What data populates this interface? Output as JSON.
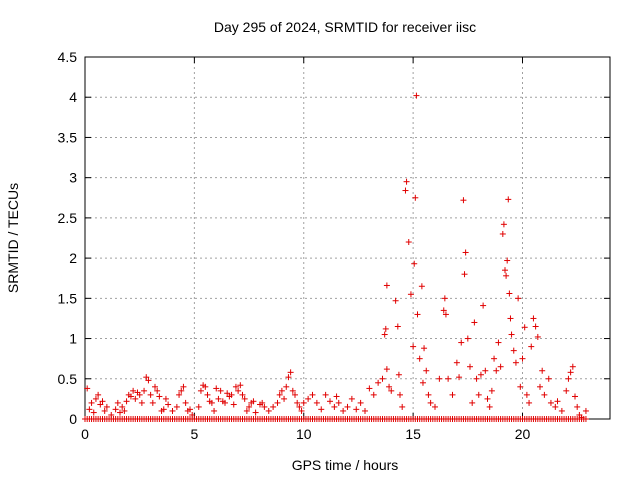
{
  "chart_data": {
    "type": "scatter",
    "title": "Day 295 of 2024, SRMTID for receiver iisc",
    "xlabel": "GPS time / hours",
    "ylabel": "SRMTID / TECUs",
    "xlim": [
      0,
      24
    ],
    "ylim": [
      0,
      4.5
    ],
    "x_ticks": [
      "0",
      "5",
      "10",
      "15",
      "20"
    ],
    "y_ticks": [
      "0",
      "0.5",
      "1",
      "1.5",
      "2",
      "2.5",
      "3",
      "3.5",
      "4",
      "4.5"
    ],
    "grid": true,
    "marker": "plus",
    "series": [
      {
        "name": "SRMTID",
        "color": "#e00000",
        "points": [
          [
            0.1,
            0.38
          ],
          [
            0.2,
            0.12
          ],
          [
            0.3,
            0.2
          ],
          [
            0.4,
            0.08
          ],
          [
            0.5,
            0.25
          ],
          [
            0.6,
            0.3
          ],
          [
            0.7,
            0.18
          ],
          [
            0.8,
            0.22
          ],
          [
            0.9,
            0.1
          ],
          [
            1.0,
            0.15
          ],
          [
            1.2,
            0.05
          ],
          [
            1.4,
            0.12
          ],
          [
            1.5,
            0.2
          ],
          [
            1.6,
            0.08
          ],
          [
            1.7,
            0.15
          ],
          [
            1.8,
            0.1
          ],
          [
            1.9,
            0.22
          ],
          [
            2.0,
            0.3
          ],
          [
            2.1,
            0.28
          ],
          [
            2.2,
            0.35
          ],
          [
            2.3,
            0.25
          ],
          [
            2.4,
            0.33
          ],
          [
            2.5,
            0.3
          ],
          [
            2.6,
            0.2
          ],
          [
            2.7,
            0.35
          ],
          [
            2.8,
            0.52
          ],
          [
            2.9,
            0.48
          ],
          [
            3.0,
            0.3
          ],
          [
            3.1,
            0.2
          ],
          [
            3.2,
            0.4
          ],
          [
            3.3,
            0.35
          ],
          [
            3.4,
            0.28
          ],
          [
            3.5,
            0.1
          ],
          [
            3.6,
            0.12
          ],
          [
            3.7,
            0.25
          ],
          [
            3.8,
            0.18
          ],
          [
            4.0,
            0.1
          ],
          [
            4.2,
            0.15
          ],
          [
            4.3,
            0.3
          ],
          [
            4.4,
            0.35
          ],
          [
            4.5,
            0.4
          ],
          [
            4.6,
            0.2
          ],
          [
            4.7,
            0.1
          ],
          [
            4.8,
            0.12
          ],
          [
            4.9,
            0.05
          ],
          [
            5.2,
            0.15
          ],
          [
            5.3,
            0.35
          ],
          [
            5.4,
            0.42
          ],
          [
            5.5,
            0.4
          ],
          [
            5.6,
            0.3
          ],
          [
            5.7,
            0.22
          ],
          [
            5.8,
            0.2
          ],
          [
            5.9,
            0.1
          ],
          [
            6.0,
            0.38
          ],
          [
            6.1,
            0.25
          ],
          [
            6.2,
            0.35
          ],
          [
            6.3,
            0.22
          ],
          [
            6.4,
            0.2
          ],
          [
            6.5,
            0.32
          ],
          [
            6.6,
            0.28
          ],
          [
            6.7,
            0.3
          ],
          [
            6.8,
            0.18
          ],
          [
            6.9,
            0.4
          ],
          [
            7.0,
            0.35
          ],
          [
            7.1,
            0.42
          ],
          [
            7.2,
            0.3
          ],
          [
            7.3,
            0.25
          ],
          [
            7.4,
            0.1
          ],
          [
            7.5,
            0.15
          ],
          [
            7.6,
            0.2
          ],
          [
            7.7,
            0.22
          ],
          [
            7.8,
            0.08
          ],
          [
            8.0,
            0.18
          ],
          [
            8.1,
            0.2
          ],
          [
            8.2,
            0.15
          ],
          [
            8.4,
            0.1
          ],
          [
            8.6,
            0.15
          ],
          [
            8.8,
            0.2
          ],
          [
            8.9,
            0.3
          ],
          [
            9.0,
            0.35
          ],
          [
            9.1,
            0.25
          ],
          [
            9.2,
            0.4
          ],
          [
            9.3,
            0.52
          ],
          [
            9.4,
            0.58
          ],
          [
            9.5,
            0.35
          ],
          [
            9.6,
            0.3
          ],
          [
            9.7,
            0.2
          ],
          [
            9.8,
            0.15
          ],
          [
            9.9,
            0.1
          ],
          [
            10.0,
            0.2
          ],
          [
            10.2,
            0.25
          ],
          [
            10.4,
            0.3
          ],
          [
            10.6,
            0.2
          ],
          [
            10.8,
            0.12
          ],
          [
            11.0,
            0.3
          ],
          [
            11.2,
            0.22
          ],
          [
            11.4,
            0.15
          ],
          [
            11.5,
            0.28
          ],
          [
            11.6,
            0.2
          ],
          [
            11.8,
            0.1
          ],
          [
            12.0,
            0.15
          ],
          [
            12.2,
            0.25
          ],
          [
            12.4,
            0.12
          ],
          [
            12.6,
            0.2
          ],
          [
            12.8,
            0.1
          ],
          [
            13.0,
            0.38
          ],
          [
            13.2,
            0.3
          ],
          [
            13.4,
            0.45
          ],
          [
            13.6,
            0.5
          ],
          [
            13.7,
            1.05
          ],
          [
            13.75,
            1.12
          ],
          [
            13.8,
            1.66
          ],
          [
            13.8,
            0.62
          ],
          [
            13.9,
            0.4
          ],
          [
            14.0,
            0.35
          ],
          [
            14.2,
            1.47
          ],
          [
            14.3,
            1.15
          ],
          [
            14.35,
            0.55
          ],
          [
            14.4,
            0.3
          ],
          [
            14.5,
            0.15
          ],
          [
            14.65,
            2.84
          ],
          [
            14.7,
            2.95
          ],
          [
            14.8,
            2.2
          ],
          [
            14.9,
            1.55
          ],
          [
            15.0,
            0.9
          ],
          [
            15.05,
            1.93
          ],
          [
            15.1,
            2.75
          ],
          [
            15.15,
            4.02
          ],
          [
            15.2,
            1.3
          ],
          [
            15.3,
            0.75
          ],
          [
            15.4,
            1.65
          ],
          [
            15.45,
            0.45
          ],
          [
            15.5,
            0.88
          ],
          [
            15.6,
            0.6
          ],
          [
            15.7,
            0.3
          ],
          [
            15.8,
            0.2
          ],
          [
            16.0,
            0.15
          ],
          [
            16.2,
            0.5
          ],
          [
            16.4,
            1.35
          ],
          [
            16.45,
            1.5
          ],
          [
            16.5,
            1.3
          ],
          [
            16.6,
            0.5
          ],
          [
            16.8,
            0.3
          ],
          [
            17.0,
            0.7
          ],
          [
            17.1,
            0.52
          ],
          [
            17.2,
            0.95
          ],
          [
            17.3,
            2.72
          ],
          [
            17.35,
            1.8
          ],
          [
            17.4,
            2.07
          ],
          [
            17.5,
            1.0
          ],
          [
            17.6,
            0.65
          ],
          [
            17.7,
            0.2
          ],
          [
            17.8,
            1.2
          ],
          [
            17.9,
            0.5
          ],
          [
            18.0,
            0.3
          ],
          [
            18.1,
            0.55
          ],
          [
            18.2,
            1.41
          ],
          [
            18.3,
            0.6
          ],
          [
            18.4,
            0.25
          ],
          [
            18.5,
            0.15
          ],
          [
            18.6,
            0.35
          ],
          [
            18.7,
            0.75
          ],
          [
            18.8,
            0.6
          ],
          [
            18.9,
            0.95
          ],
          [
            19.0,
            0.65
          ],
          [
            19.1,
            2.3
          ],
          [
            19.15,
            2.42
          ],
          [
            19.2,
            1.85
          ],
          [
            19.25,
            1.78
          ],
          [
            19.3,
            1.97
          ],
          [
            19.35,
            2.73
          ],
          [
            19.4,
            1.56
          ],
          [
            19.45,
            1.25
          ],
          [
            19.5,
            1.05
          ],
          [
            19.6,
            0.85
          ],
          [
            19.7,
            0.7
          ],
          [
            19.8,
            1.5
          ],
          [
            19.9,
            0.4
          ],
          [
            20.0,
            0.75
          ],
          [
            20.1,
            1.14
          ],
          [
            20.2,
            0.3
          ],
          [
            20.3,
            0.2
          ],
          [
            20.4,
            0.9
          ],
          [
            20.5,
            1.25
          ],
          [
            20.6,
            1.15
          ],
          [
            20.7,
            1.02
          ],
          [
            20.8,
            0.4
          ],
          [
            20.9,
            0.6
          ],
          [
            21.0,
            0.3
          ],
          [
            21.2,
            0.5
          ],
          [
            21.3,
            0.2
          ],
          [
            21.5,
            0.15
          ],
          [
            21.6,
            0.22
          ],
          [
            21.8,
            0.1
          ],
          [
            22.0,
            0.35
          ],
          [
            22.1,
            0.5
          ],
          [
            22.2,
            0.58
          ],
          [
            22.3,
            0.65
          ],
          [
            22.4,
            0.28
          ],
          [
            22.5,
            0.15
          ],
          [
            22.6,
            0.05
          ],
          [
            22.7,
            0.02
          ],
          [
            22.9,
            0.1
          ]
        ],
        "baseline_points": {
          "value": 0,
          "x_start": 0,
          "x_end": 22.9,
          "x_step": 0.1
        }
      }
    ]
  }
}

Aim of the task: Pick out each line that holds the string "SRMTID".

Solution to this exercise:
    "title": "Day 295 of 2024, SRMTID for receiver iisc",
    "ylabel": "SRMTID / TECUs",
        "name": "SRMTID",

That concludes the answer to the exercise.